Input data ::
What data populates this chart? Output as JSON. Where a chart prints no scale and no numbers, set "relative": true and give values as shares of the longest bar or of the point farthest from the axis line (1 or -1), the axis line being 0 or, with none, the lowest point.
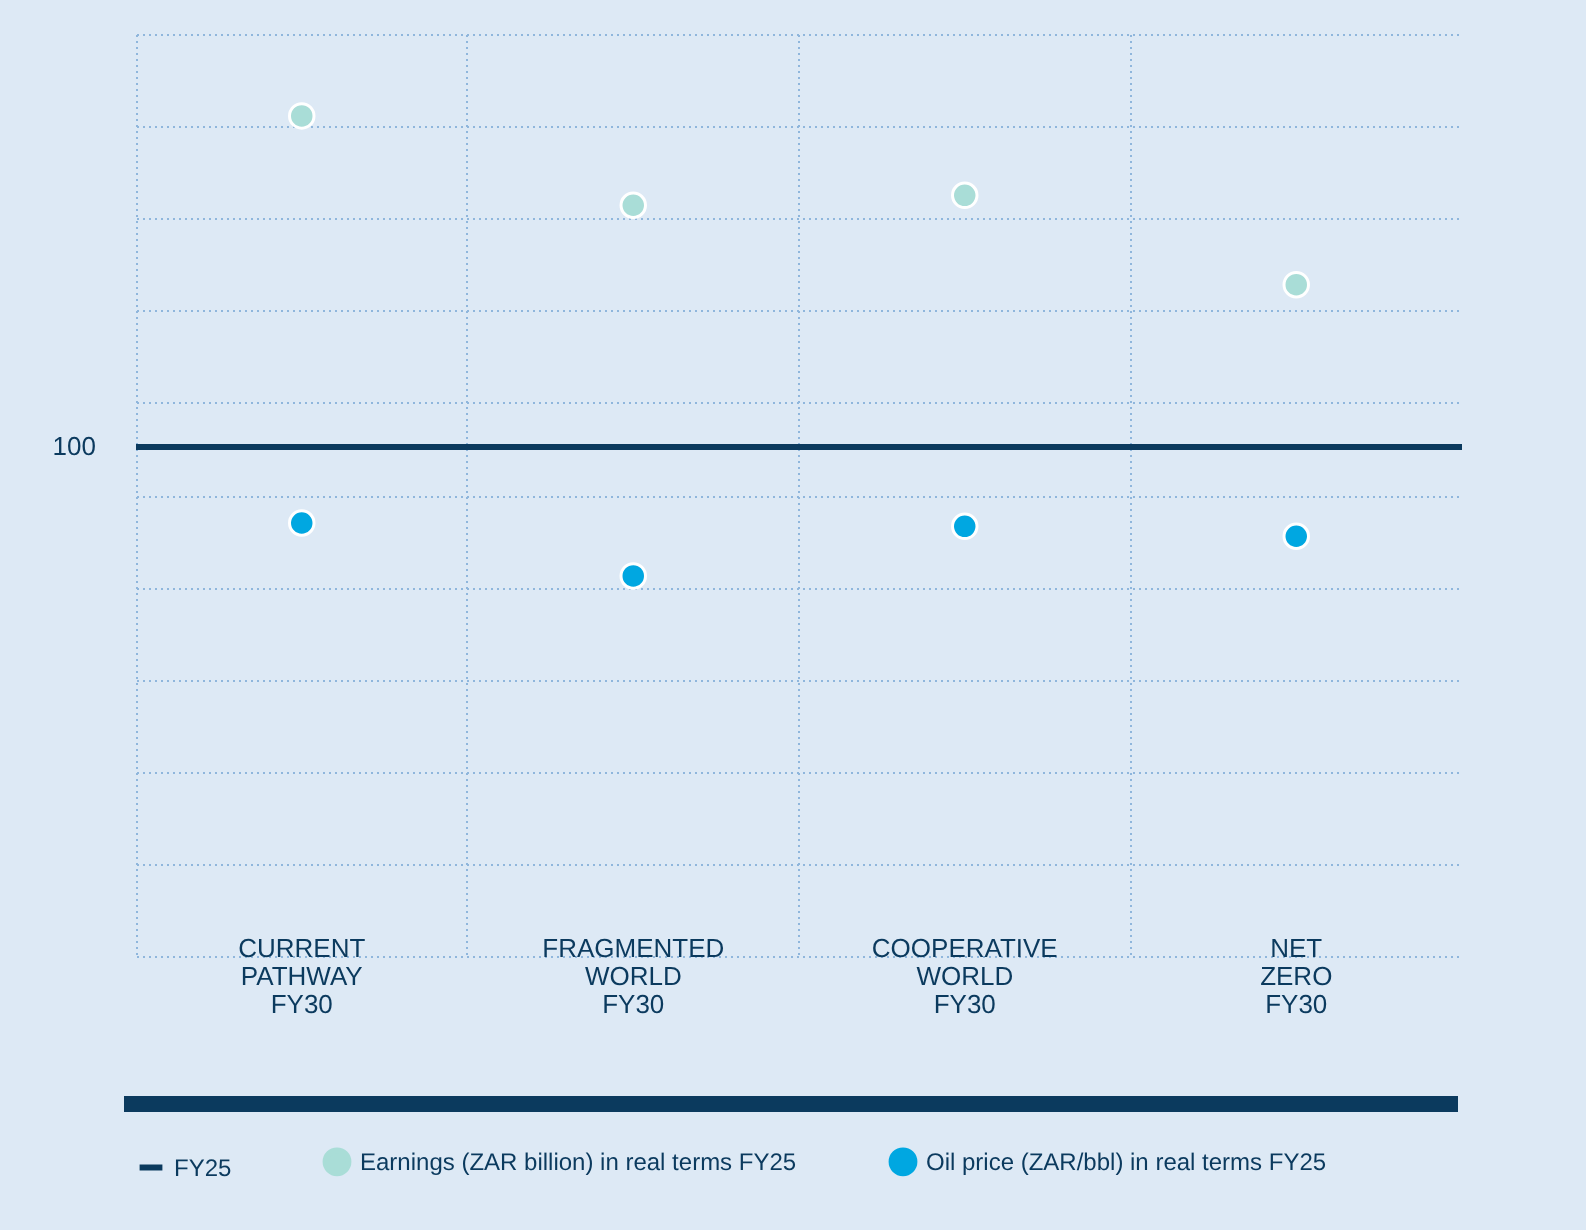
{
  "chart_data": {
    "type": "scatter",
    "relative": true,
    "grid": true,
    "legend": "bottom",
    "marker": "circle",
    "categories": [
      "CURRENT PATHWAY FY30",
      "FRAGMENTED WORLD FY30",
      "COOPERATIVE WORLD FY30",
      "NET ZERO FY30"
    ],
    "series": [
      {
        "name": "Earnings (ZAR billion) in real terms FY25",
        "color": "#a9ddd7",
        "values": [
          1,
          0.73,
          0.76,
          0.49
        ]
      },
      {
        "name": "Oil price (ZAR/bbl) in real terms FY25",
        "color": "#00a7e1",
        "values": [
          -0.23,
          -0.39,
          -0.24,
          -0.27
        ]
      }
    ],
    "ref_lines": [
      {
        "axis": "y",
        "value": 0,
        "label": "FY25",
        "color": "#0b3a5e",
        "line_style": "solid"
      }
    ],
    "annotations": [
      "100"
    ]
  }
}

Task to complete :: Quote the full listing above word for word; exclude every picture from the copy.

Written answer ::
What data populates this chart? Output as JSON. Where a chart prints no scale and no numbers, set "relative": true and give values as shares of the longest bar or of the point farthest from the axis line (1 or -1), the axis line being 0 or, with none, the lowest point.
{
  "chart_data": {
    "type": "scatter",
    "relative": true,
    "grid": true,
    "legend": "bottom",
    "marker": "circle",
    "categories": [
      "CURRENT PATHWAY FY30",
      "FRAGMENTED WORLD FY30",
      "COOPERATIVE WORLD FY30",
      "NET ZERO FY30"
    ],
    "series": [
      {
        "name": "Earnings (ZAR billion) in real terms FY25",
        "color": "#a9ddd7",
        "values": [
          1,
          0.73,
          0.76,
          0.49
        ]
      },
      {
        "name": "Oil price (ZAR/bbl) in real terms FY25",
        "color": "#00a7e1",
        "values": [
          -0.23,
          -0.39,
          -0.24,
          -0.27
        ]
      }
    ],
    "ref_lines": [
      {
        "axis": "y",
        "value": 0,
        "label": "FY25",
        "color": "#0b3a5e",
        "line_style": "solid"
      }
    ],
    "annotations": [
      "100"
    ]
  }
}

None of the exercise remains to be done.